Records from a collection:
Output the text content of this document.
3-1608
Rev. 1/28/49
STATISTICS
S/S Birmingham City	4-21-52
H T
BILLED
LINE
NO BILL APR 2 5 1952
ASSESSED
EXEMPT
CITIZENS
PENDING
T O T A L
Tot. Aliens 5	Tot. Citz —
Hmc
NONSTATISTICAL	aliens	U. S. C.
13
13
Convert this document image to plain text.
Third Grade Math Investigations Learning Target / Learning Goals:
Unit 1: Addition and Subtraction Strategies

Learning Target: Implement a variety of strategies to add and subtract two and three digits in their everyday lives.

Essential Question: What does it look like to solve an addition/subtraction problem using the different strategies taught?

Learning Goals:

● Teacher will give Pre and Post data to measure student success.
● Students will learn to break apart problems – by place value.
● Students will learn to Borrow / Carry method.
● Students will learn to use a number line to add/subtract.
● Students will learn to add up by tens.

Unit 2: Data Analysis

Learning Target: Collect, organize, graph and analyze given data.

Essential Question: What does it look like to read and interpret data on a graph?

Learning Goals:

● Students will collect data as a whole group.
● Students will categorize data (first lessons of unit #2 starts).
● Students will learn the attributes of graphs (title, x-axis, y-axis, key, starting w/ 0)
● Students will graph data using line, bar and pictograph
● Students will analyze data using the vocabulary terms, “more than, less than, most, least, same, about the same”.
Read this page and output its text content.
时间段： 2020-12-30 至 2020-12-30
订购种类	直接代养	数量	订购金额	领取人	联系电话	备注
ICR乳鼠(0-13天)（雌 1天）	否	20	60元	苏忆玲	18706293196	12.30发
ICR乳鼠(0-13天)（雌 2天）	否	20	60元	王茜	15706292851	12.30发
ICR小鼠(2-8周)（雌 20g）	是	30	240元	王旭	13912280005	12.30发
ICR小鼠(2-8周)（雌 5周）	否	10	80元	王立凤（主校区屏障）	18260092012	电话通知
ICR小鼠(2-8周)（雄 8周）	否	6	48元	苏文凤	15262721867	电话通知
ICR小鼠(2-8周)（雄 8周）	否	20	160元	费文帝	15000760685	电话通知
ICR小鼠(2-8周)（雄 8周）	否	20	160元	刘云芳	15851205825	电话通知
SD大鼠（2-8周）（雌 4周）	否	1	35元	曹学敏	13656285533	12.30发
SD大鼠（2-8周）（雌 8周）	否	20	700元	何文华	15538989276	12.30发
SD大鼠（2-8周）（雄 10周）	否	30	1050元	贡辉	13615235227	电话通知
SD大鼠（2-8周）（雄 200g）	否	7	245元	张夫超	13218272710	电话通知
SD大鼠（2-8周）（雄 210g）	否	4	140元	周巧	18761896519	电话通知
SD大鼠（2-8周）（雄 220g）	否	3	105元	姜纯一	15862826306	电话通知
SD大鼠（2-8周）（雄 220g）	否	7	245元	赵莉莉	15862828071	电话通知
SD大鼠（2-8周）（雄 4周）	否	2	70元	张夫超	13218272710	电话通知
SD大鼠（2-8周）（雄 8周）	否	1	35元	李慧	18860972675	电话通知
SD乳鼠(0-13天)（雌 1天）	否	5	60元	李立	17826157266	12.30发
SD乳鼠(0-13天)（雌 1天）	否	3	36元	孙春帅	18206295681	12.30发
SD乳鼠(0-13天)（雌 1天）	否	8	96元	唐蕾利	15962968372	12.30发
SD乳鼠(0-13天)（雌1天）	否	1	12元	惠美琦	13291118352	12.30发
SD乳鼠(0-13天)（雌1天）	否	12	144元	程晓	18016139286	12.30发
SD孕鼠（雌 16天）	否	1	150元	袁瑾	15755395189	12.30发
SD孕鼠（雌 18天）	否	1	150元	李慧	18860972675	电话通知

### WRITTEN PROBLEM
Search the entries for the word "Target", then list each line that holds it.

### TASK OUTPUT
Third Grade Math Investigations Learning Target / Learning Goals:
Learning Target: Implement a variety of strategies to add and subtract two and three digits in their everyday lives.
Learning Target: Collect, organize, graph and analyze given data.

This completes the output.